**COMPLETE THE FOLLOWING**
1. In the article about Jay Inslee's withdrawal, rewrite the passage from "Inslee, who suspended" to "Eric Swalwell (D-CA).", replacing "suspended" with "ended".
2. Condense the paragraph of the article about Jay Inslee's withdrawal that begins "As governor of Washington, Inslee has repeatedly failed" into a bulleted list that keeps its main facts.
3. According to the article about Jay Inslee's withdrawal, on what date did Inslee suspend his campaign?

**GIVEN TEXT**
Gov. Jay Inslee of Washington has dropped out of the Democrat presidential primary race after making climate change the central issue of his campaign.
“Climate change is not a singular issue; it is all the issues that we Democrats care about,” Inslee said during the second Democrat debate. “It is health. It is national security. It is our economy.”
“It’s become clear I’m not going to be carrying the ball,” Inslee told MSNBC host Rachel Maddow when he announced his withdrawal from the race during a segment on her show. “I’m not going to be president, so I’m withdrawing tonight from the race.”
Inslee, who suspended his campaign on August 21, was the third Democrat to end his presidential campaign this year, after former Colorado governor John Hickenlooper and Rep. Eric Swalwell (D-CA).
Failures at Home
As governor of Washington, Inslee has repeatedly failed in his attempts to enact strict policies and laws limiting greenhouse gas emissions in the state. Voters twice rejected referendums Inslee endorsed to tax carbon-dioxide emissions; his efforts to cajole his fellow Democrats, who control Washington’s legislature, to enact laws limiting carbon-dioxide emissions have failed; and in a case currently on appeal before the state’s Supreme Court, regulations his administration enacted to restrict greenhouse gas emissions were struck down by a county superior court as being beyond the governor’s power.

Page segmentation data

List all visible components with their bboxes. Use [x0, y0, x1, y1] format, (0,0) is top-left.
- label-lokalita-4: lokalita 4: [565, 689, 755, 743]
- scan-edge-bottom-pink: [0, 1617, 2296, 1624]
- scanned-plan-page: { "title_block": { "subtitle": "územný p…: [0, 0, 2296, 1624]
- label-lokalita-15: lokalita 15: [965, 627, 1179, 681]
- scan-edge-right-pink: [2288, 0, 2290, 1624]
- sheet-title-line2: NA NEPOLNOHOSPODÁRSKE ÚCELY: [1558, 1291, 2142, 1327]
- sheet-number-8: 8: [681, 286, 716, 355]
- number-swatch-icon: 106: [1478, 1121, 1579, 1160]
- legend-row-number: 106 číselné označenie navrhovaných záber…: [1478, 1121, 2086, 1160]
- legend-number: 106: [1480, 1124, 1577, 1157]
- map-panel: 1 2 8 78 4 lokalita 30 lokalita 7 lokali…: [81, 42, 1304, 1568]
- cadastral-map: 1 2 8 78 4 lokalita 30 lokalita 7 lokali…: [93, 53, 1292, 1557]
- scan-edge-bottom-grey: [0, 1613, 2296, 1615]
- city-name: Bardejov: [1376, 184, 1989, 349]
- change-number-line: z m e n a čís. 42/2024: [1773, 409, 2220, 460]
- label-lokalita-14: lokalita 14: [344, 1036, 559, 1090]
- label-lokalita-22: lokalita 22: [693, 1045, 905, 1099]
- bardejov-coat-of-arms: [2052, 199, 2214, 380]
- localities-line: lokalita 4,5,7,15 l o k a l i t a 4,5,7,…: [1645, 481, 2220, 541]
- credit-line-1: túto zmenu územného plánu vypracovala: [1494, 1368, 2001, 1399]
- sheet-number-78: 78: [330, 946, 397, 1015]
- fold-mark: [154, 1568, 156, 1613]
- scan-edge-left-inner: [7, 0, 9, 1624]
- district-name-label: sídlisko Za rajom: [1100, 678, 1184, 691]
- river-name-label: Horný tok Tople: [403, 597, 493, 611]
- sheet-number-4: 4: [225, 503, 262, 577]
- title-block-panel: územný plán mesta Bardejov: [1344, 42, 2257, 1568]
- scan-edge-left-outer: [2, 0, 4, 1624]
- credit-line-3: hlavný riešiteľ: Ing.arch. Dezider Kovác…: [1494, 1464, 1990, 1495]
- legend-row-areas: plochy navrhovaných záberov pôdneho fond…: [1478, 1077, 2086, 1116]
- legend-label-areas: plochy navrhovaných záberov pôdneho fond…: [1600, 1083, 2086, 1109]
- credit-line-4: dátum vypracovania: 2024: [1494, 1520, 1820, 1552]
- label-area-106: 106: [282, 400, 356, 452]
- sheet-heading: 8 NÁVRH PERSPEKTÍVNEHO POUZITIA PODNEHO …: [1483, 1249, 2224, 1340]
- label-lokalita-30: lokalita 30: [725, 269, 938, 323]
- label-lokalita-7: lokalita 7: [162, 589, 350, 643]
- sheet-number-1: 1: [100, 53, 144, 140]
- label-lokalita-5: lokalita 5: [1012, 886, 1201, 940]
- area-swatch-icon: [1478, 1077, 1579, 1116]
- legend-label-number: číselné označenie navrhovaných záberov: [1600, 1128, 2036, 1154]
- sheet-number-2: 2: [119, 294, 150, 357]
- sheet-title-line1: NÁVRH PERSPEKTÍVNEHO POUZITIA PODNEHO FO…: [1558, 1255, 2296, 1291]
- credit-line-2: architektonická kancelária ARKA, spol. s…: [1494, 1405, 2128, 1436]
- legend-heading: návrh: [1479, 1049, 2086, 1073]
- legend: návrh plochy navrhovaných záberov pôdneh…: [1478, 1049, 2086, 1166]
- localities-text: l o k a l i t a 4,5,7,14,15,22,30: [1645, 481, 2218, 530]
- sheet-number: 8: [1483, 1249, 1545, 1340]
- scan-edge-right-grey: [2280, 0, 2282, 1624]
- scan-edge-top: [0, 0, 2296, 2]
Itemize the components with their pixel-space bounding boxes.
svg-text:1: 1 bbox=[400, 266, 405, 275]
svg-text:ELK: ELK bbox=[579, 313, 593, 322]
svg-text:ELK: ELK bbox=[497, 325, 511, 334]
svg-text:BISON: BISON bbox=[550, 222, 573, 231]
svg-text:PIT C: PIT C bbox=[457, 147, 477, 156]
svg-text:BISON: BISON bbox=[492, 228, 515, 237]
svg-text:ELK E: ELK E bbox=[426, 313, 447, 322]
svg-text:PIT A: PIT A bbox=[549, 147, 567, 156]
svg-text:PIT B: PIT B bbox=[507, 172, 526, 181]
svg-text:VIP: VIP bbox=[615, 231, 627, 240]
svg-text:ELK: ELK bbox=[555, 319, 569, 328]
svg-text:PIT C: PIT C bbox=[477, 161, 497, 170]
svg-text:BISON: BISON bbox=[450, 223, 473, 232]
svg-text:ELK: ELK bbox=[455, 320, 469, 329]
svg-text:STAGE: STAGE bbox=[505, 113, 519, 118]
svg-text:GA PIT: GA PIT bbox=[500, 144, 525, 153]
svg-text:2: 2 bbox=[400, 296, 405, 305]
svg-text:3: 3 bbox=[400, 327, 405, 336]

**PER-TASK ANSWERS**
1.
Inslee, who ended his campaign on August 21, was the third Democrat to end his presidential campaign this year, after former Colorado governor John Hickenlooper and Rep. Eric Swalwell (D-CA).

2.
- As governor of Washington, Inslee repeatedly failed to enact strict limits on greenhouse gas emissions.
- Voters twice rejected referendums he endorsed to tax carbon-dioxide emissions.
- He could not persuade his fellow Democrats, who control the state legislature, to pass laws limiting carbon-dioxide emissions.
- A county superior court struck down his administration's emissions regulations as beyond the governor's power, and the case is on appeal before the state Supreme Court.

3. August 21